» WHAT IS NEEDED
Transcribe the records that follow, preserving every word.

» LISTING
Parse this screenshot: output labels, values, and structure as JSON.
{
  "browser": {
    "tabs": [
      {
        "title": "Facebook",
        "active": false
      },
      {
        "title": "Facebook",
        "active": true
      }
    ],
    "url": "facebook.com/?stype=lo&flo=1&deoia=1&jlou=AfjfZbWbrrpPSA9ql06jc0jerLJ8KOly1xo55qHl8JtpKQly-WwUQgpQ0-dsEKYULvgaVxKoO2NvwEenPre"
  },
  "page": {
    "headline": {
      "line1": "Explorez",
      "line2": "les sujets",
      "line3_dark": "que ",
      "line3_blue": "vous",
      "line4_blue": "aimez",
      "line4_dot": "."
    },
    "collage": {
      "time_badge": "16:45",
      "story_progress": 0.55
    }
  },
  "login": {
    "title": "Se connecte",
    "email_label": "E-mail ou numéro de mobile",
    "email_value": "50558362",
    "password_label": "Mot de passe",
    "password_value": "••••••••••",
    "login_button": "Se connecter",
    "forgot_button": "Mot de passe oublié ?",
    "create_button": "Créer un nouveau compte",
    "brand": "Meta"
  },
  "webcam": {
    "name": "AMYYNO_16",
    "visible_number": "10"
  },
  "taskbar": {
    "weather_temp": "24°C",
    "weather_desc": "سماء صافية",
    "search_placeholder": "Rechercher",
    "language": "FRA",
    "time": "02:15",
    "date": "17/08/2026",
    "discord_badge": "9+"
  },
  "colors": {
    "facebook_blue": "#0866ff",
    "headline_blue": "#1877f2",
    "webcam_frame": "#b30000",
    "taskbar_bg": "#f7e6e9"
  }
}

» OUTPUT FOR THIS EXERCISE
Parse this screenshot: output labels, values, and structure as JSON.
{
  "browser": {
    "tabs": [
      {
        "title": "Facebook",
        "active": false
      },
      {
        "title": "Facebook",
        "active": true
      }
    ],
    "url": "facebook.com/?stype=lo&flo=1&deoia=1&jlou=AfjfZbWbrrpPSA9ql06jc0jerLJ8KOly1xo55qHl8JtpKQly-WwUQgpQ0-dsEKYULvgaVxKoO2NvwEenPre"
  },
  "page": {
    "headline": {
      "line1": "Explorez",
      "line2": "les sujets",
      "line3_dark": "que ",
      "line3_blue": "vous",
      "line4_blue": "aimez",
      "line4_dot": "."
    },
    "collage": {
      "time_badge": "16:45",
      "story_progress": 0.55
    }
  },
  "login": {
    "title": "Se connecte",
    "email_label": "E-mail ou numéro de mobile",
    "email_value": "50558362",
    "password_label": "Mot de passe",
    "password_value": "••••••••••",
    "login_button": "Se connecter",
    "forgot_button": "Mot de passe oublié ?",
    "create_button": "Créer un nouveau compte",
    "brand": "Meta"
  },
  "webcam": {
    "name": "AMYYNO_16",
    "visible_number": "10"
  },
  "taskbar": {
    "weather_temp": "24°C",
    "weather_desc": "سماء صافية",
    "search_placeholder": "Rechercher",
    "language": "FRA",
    "time": "02:15",
    "date": "17/08/2026",
    "discord_badge": "9+"
  },
  "colors": {
    "facebook_blue": "#0866ff",
    "headline_blue": "#1877f2",
    "webcam_frame": "#b30000",
    "taskbar_bg": "#f7e6e9"
  }
}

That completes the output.